> DO THIS: Copy each line exactly. Drop every picture.

> Data records:
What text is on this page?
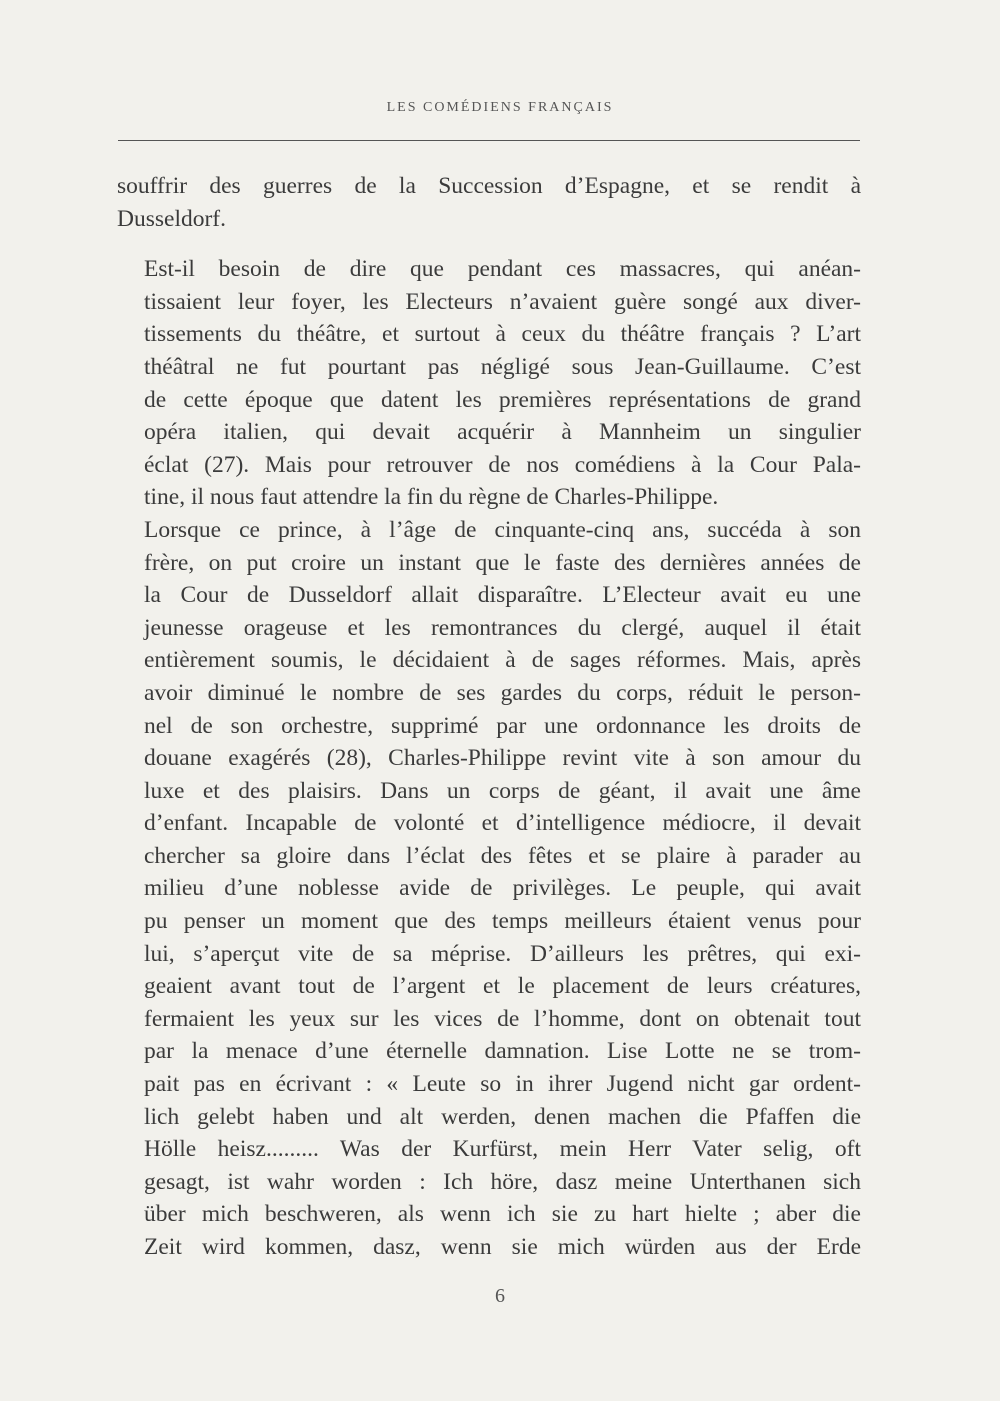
LES COMÉDIENS FRANÇAIS

souffrir des guerres de la Succession d’Espagne, et se rendit à
Dusseldorf.

Est-il besoin de dire que pendant ces massacres, qui anéan-
tissaient leur foyer, les Electeurs n’avaient guère songé aux diver-
tissements du théâtre, et surtout à ceux du théâtre français ? L’art
théâtral ne fut pourtant pas négligé sous Jean-Guillaume. C’est
de cette époque que datent les premières représentations de grand
opéra italien, qui devait acquérir à Mannheim un singulier
éclat (27). Mais pour retrouver de nos comédiens à la Cour Pala-
tine, il nous faut attendre la fin du règne de Charles-Philippe.

Lorsque ce prince, à l’âge de cinquante-cinq ans, succéda à son
frère, on put croire un instant que le faste des dernières années de
la Cour de Dusseldorf allait disparaître. L’Electeur avait eu une
jeunesse orageuse et les remontrances du clergé, auquel il était
entièrement soumis, le décidaient à de sages réformes. Mais, après
avoir diminué le nombre de ses gardes du corps, réduit le person-
nel de son orchestre, supprimé par une ordonnance les droits de
douane exagérés (28), Charles-Philippe revint vite à son amour du
luxe et des plaisirs. Dans un corps de géant, il avait une âme
d’enfant. Incapable de volonté et d’intelligence médiocre, il devait
chercher sa gloire dans l’éclat des fêtes et se plaire à parader au
milieu d’une noblesse avide de privilèges. Le peuple, qui avait
pu penser un moment que des temps meilleurs étaient venus pour
lui, s’aperçut vite de sa méprise. D’ailleurs les prêtres, qui exi-
geaient avant tout de l’argent et le placement de leurs créatures,
fermaient les yeux sur les vices de l’homme, dont on obtenait tout
par la menace d’une éternelle damnation. Lise Lotte ne se trom-
pait pas en écrivant : « Leute so in ihrer Jugend nicht gar ordent-
lich gelebt haben und alt werden, denen machen die Pfaffen die
Hölle heisz......... Was der Kurfürst, mein Herr Vater selig, oft
gesagt, ist wahr worden : Ich höre, dasz meine Unterthanen sich
über mich beschweren, als wenn ich sie zu hart hielte ; aber die
Zeit wird kommen, dasz, wenn sie mich würden aus der Erde

6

> TASK OUTPUT:
What text is on this page?
LES COMÉDIENS FRANÇAIS

souffrir des guerres de la Succession d’Espagne, et se rendit à
Dusseldorf.

Est-il besoin de dire que pendant ces massacres, qui anéan-
tissaient leur foyer, les Electeurs n’avaient guère songé aux diver-
tissements du théâtre, et surtout à ceux du théâtre français ? L’art
théâtral ne fut pourtant pas négligé sous Jean-Guillaume. C’est
de cette époque que datent les premières représentations de grand
opéra italien, qui devait acquérir à Mannheim un singulier
éclat (27). Mais pour retrouver de nos comédiens à la Cour Pala-
tine, il nous faut attendre la fin du règne de Charles-Philippe.

Lorsque ce prince, à l’âge de cinquante-cinq ans, succéda à son
frère, on put croire un instant que le faste des dernières années de
la Cour de Dusseldorf allait disparaître. L’Electeur avait eu une
jeunesse orageuse et les remontrances du clergé, auquel il était
entièrement soumis, le décidaient à de sages réformes. Mais, après
avoir diminué le nombre de ses gardes du corps, réduit le person-
nel de son orchestre, supprimé par une ordonnance les droits de
douane exagérés (28), Charles-Philippe revint vite à son amour du
luxe et des plaisirs. Dans un corps de géant, il avait une âme
d’enfant. Incapable de volonté et d’intelligence médiocre, il devait
chercher sa gloire dans l’éclat des fêtes et se plaire à parader au
milieu d’une noblesse avide de privilèges. Le peuple, qui avait
pu penser un moment que des temps meilleurs étaient venus pour
lui, s’aperçut vite de sa méprise. D’ailleurs les prêtres, qui exi-
geaient avant tout de l’argent et le placement de leurs créatures,
fermaient les yeux sur les vices de l’homme, dont on obtenait tout
par la menace d’une éternelle damnation. Lise Lotte ne se trom-
pait pas en écrivant : « Leute so in ihrer Jugend nicht gar ordent-
lich gelebt haben und alt werden, denen machen die Pfaffen die
Hölle heisz......... Was der Kurfürst, mein Herr Vater selig, oft
gesagt, ist wahr worden : Ich höre, dasz meine Unterthanen sich
über mich beschweren, als wenn ich sie zu hart hielte ; aber die
Zeit wird kommen, dasz, wenn sie mich würden aus der Erde

6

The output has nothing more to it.